** BEGIN Stored records **

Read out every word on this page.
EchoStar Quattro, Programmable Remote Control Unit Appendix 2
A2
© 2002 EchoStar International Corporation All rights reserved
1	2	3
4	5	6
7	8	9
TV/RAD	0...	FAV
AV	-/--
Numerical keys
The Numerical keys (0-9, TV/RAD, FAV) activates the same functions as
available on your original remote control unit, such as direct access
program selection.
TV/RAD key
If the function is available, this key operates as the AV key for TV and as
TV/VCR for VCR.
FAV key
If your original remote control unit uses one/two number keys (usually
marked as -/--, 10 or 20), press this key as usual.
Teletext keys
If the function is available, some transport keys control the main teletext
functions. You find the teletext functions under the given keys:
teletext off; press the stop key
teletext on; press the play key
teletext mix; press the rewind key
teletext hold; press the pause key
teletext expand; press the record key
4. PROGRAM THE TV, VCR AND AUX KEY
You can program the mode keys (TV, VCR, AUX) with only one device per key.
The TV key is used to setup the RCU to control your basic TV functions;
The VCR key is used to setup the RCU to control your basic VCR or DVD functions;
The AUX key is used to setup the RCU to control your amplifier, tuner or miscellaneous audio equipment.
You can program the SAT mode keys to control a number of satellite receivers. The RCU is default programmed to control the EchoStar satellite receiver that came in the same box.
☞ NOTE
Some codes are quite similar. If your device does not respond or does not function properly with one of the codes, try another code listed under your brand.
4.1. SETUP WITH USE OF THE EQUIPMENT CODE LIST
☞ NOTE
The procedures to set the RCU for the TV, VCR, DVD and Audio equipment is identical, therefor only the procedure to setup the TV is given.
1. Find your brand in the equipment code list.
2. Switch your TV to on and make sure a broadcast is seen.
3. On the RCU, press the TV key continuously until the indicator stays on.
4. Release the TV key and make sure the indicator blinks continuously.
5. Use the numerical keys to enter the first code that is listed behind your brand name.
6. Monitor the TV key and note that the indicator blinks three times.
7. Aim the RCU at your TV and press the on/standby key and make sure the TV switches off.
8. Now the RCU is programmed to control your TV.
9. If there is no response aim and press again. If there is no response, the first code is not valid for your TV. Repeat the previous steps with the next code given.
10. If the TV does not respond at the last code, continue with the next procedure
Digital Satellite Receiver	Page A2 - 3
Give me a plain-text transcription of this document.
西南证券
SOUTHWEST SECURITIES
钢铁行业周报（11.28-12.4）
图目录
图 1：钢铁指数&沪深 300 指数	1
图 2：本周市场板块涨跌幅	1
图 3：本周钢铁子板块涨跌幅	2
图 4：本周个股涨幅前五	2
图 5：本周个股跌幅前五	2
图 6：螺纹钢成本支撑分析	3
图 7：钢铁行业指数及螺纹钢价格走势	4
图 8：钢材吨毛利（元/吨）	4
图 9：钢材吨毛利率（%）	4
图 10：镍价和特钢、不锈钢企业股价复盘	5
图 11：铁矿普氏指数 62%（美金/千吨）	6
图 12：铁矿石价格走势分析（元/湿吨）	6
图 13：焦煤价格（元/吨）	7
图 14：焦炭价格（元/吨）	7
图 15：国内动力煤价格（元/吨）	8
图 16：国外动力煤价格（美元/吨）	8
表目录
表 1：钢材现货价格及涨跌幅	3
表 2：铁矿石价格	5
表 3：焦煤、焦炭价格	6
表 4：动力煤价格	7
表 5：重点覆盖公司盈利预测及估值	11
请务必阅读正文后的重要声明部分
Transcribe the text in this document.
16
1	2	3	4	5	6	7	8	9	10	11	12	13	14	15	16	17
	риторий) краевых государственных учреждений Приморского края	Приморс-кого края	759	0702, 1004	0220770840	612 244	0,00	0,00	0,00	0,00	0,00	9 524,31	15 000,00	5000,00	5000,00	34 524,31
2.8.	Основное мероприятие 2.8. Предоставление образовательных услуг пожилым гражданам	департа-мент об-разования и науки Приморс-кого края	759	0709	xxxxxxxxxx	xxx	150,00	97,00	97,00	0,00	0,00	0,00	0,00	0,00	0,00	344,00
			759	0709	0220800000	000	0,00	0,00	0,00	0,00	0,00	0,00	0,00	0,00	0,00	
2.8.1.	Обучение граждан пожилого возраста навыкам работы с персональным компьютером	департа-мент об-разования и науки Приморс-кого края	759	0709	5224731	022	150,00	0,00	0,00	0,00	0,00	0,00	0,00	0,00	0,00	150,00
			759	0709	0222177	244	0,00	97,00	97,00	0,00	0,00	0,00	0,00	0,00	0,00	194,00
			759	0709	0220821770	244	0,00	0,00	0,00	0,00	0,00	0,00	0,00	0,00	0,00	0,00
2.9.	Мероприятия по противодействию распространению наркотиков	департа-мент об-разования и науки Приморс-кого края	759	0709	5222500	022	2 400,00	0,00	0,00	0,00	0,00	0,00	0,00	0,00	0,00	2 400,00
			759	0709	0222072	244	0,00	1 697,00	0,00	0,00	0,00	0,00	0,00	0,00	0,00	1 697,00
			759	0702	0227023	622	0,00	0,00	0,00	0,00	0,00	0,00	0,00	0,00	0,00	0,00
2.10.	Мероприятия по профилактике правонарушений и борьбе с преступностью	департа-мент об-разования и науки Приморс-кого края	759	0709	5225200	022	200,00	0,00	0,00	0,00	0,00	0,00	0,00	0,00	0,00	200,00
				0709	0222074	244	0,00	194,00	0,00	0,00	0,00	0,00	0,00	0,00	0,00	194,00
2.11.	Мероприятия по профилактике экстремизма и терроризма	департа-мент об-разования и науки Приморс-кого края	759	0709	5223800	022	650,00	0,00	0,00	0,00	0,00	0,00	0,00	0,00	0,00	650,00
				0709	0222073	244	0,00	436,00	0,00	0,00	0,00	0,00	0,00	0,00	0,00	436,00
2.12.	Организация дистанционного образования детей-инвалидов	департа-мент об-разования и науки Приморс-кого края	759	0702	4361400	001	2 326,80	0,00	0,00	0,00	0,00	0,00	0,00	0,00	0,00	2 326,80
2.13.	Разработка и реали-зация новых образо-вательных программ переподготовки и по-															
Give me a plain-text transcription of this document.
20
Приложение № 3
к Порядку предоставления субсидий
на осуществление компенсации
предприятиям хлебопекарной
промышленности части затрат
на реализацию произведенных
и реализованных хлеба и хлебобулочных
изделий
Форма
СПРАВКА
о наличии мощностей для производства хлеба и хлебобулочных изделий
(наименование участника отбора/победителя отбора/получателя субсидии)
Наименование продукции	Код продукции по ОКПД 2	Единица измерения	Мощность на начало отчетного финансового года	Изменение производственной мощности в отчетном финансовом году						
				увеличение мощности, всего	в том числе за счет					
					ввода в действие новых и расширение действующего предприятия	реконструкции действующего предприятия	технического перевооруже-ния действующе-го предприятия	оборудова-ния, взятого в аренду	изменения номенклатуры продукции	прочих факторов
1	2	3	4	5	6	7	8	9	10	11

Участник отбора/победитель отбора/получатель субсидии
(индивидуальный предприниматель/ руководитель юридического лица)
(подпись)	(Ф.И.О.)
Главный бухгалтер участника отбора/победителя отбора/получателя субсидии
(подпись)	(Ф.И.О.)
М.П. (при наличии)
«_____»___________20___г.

** END Stored records **

__Problem to solve__:
Lines in the records that hold the word "мощности" are to be counted; give only the total.

__Worked solution__:
2